:: RECORDS ::

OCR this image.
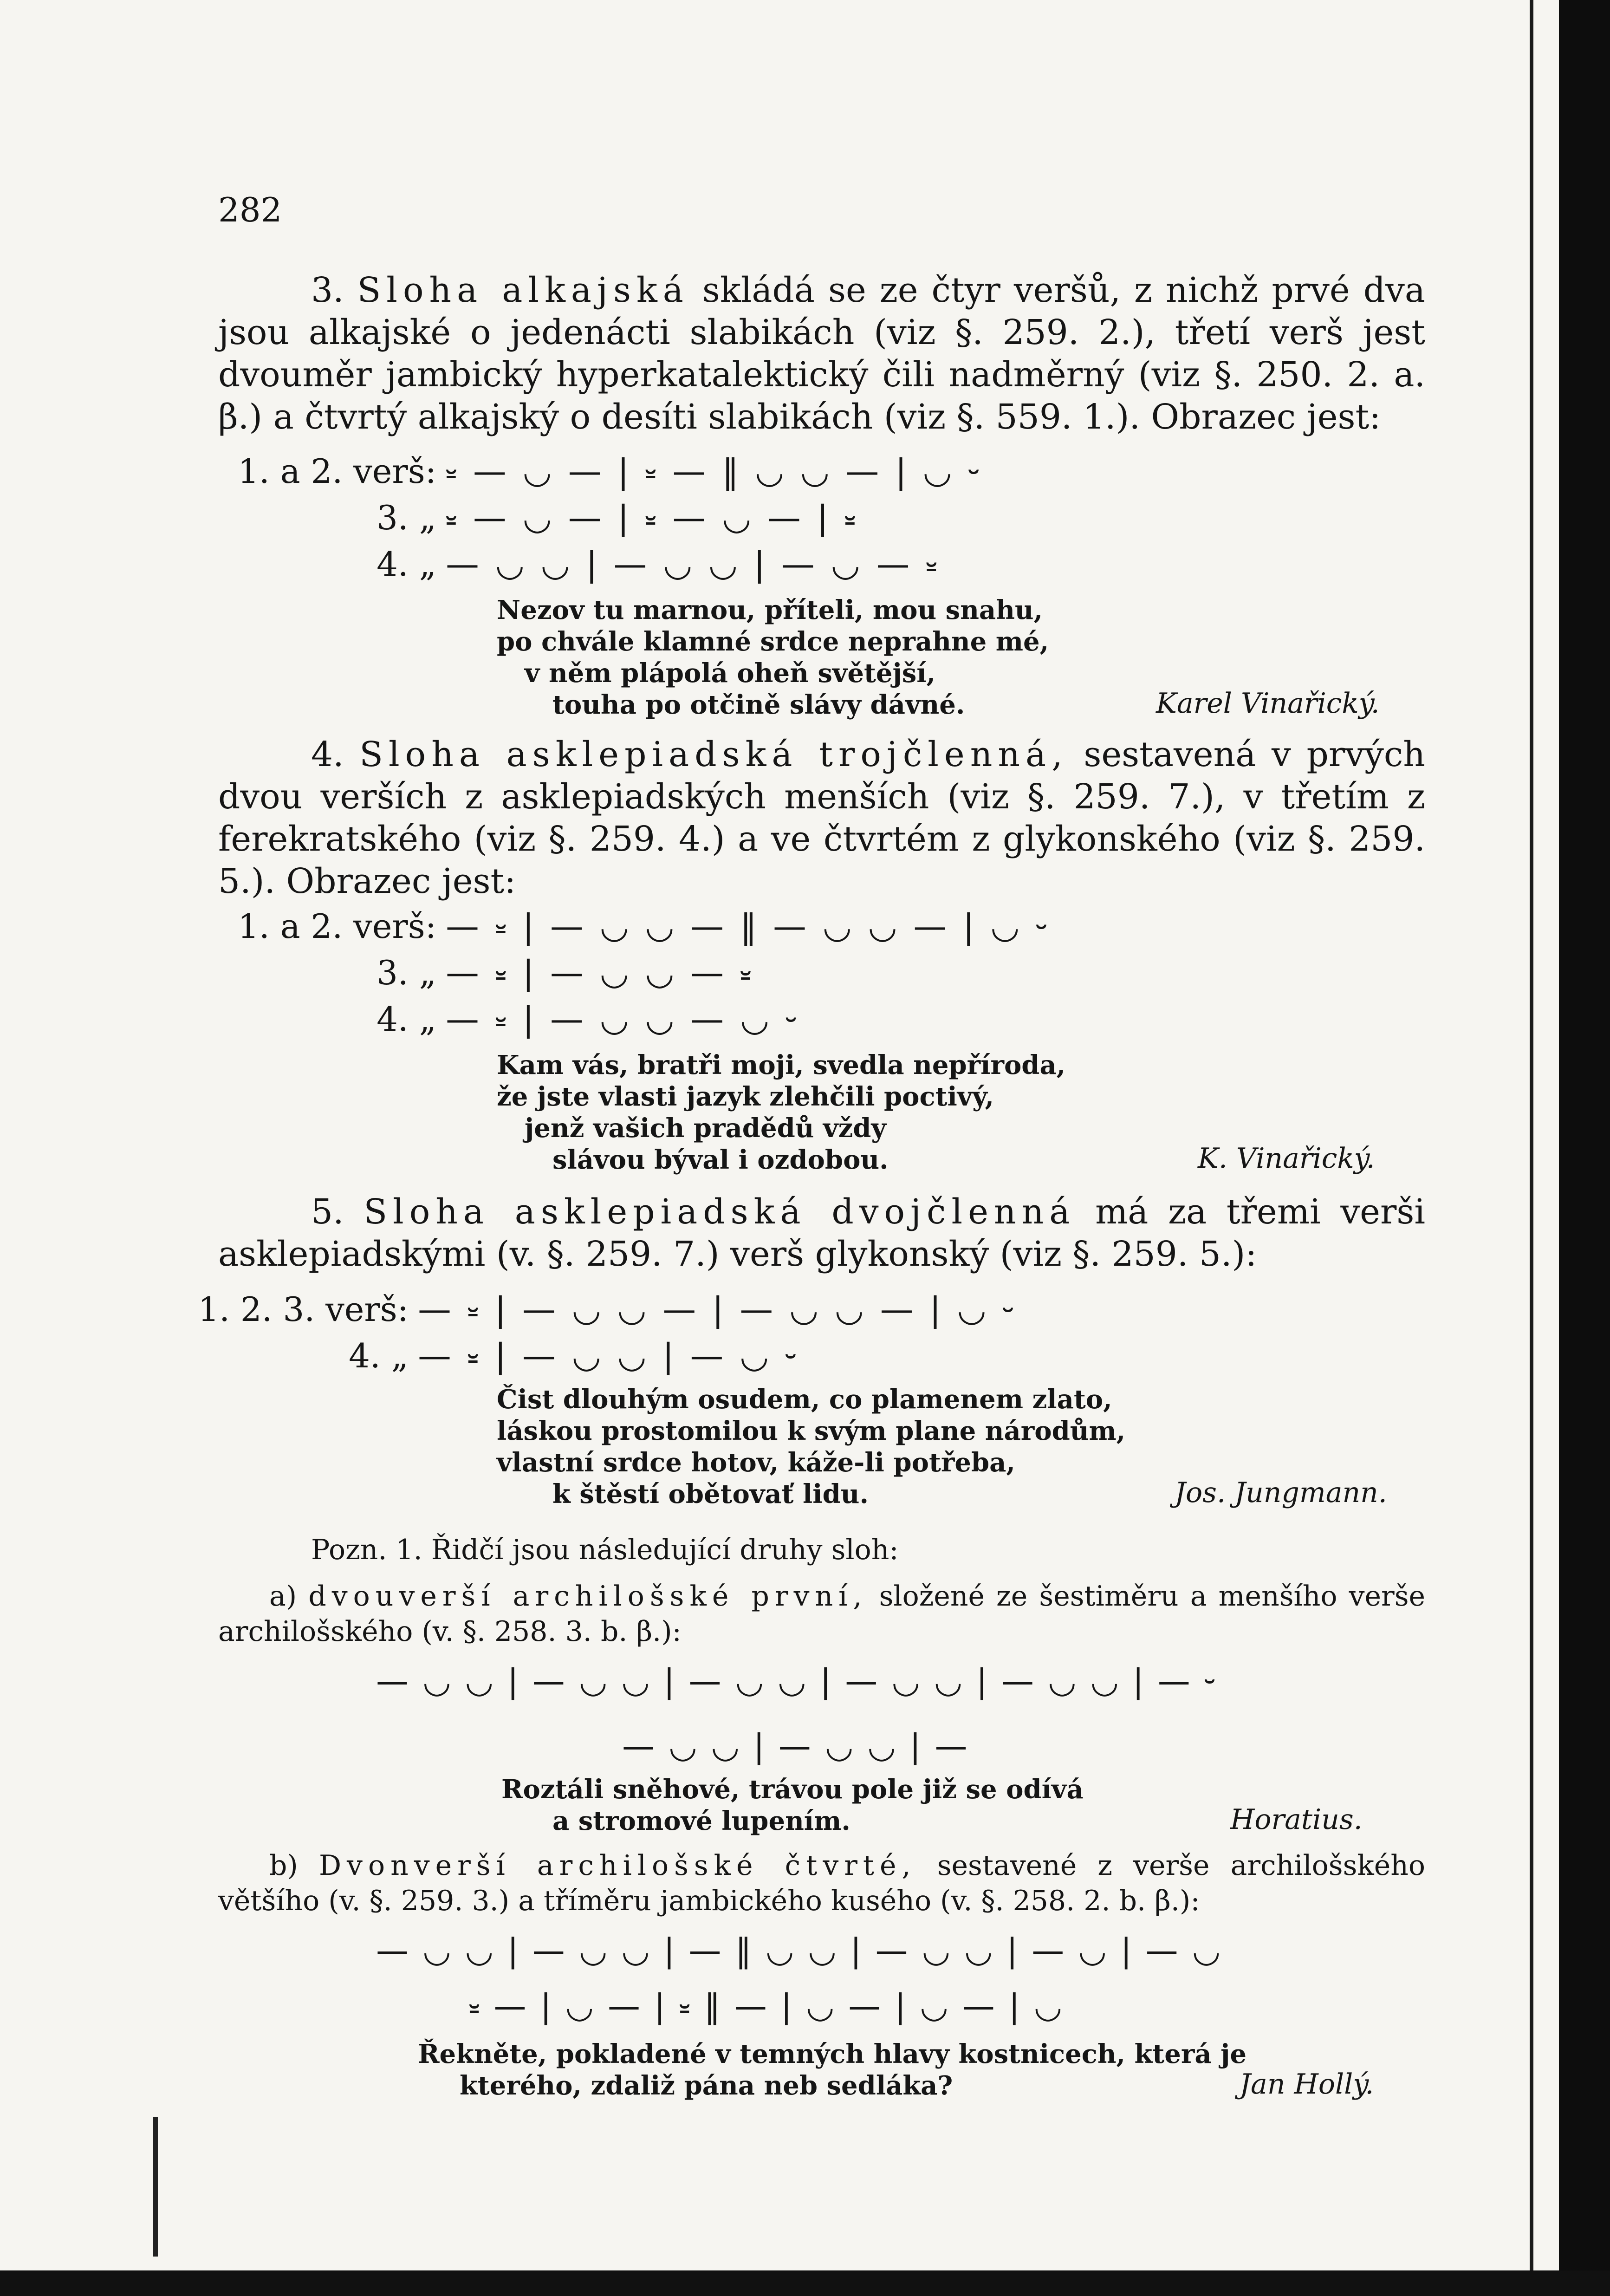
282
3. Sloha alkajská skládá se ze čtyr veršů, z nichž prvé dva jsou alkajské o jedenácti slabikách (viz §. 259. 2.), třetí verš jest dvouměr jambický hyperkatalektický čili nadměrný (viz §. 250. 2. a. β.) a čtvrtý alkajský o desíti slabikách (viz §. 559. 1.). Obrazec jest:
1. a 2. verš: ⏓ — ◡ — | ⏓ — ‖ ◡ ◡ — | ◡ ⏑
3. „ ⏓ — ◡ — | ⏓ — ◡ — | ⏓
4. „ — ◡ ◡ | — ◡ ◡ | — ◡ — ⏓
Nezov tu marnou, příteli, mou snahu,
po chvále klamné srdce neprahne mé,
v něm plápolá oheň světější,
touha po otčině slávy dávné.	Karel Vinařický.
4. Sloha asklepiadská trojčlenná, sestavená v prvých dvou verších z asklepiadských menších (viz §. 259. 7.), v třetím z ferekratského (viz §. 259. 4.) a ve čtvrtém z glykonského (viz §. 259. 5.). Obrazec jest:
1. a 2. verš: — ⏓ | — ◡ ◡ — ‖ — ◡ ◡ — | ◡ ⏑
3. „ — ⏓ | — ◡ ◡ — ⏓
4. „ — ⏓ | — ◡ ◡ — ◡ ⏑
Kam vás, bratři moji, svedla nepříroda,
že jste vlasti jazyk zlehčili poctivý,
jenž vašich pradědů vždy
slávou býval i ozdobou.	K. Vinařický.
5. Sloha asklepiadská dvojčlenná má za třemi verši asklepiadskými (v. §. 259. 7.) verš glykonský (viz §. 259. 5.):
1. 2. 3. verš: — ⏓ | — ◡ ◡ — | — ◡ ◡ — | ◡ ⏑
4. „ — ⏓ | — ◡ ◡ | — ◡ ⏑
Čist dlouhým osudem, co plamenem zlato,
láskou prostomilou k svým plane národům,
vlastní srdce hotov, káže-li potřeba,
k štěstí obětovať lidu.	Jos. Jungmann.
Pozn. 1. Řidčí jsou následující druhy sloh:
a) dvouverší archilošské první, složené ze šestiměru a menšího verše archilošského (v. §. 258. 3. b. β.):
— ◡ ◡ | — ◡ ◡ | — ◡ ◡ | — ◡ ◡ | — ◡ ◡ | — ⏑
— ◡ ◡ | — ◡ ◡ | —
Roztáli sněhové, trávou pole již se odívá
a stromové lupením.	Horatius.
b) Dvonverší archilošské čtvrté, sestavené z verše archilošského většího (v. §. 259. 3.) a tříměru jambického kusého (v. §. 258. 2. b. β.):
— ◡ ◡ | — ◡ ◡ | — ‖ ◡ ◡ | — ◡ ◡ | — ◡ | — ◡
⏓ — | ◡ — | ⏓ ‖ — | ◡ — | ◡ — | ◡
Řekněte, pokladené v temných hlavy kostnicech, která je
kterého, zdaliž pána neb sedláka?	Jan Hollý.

:::
:: RECORDS ::

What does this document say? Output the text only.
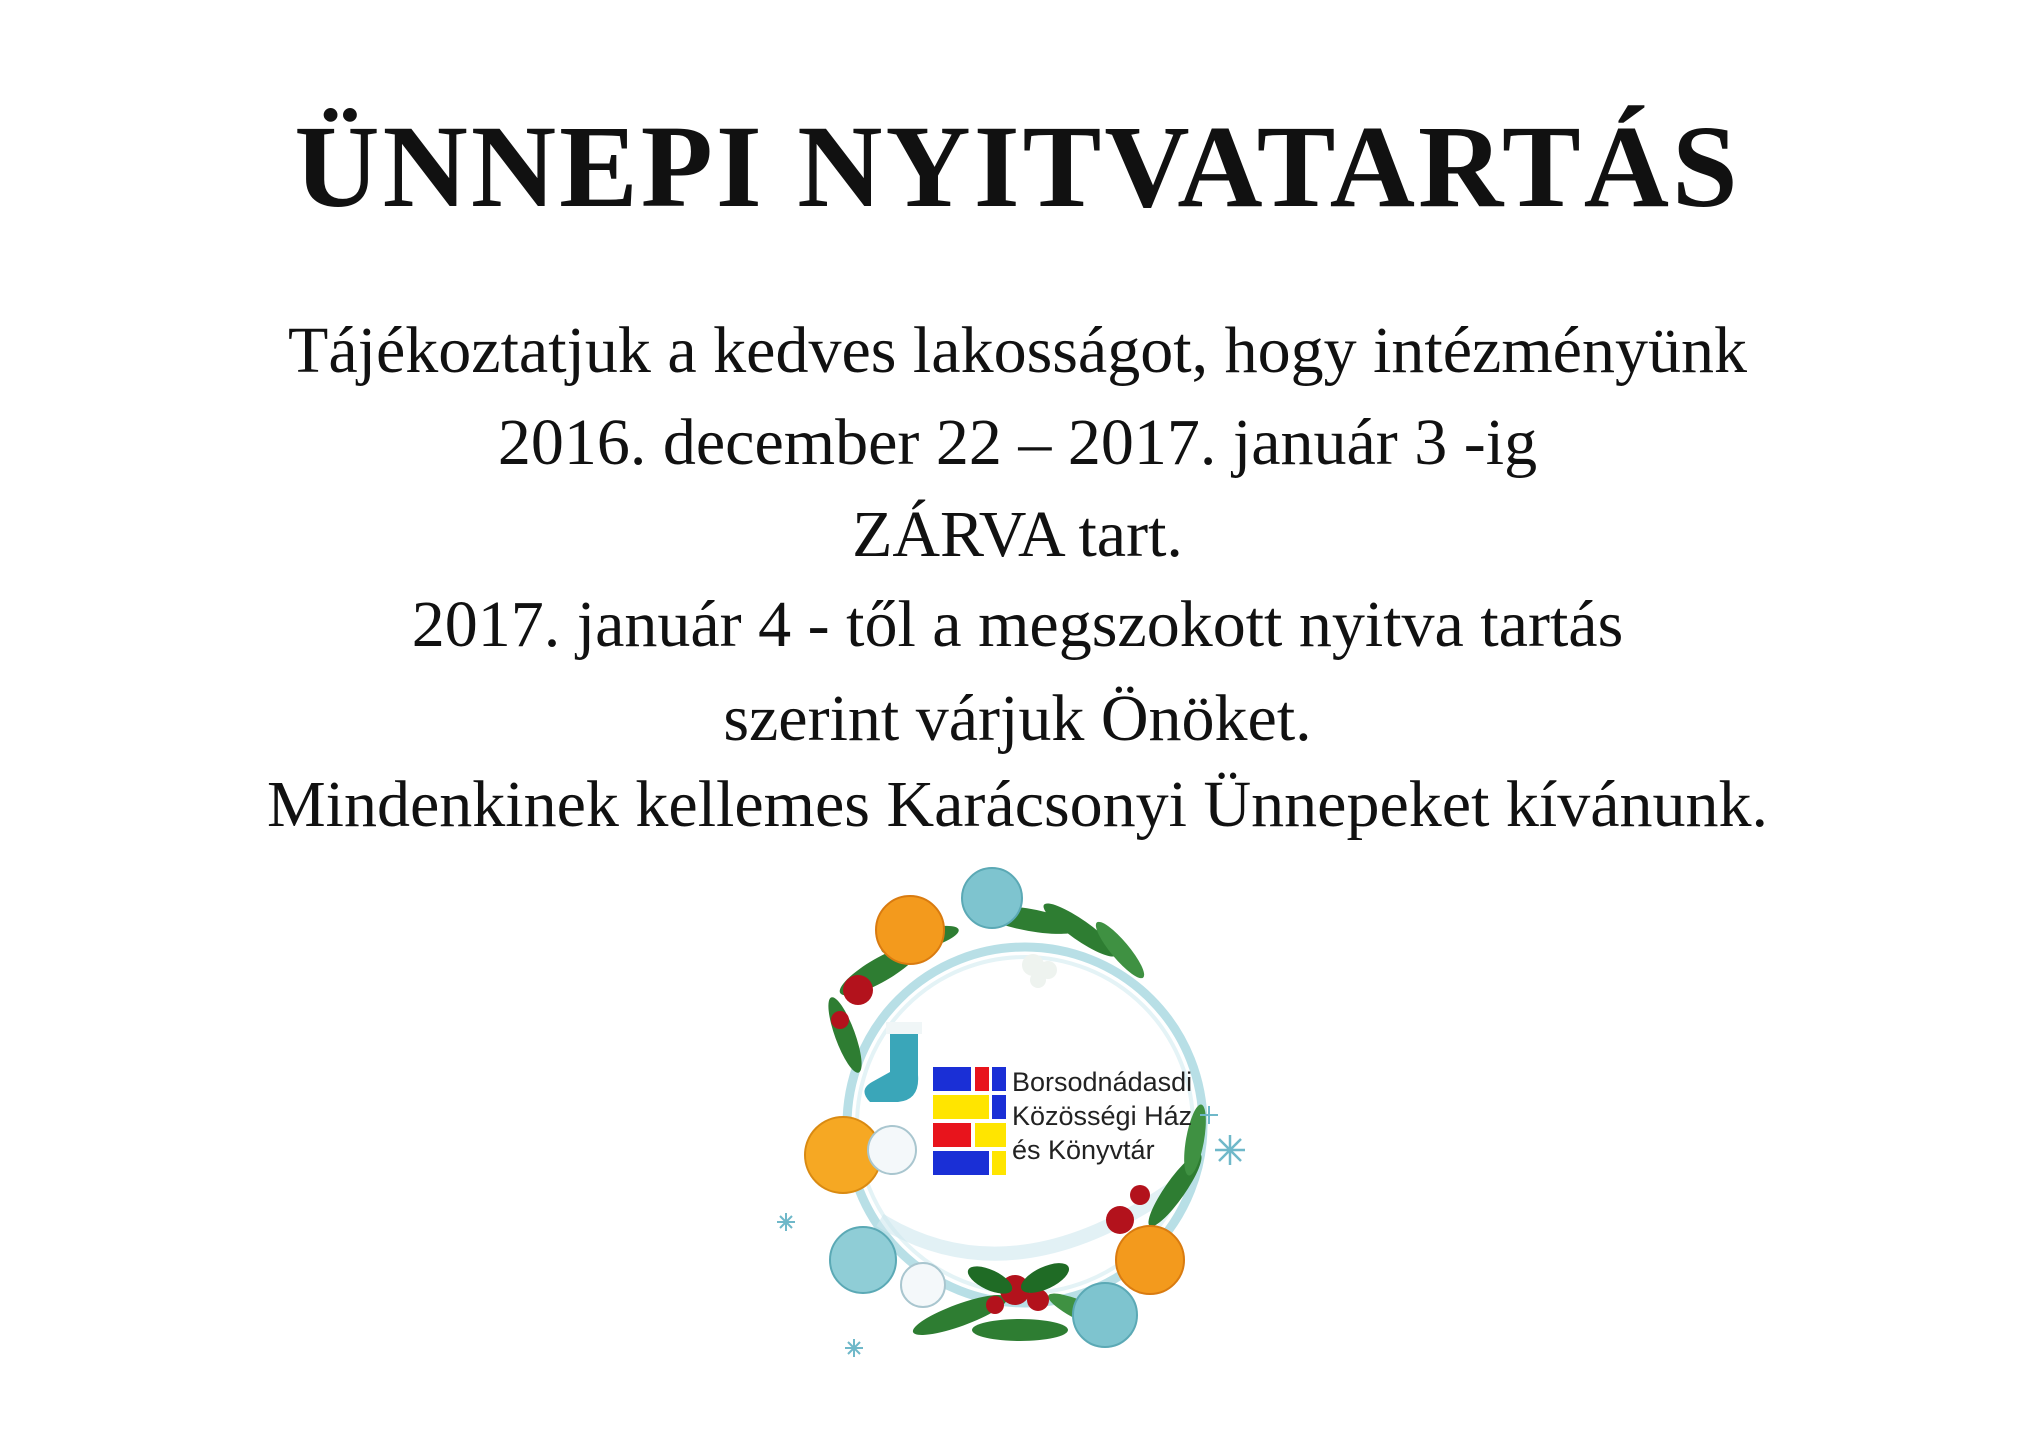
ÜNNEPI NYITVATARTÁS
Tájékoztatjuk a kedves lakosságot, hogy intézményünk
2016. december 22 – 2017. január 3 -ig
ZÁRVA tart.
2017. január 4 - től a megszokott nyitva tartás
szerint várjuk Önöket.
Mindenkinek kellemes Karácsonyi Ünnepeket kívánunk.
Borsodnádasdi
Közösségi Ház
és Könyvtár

:::

Report how many lines of the records above contain the word "Vinařický", and give only that number.

## EXERCISE OUTPUT
2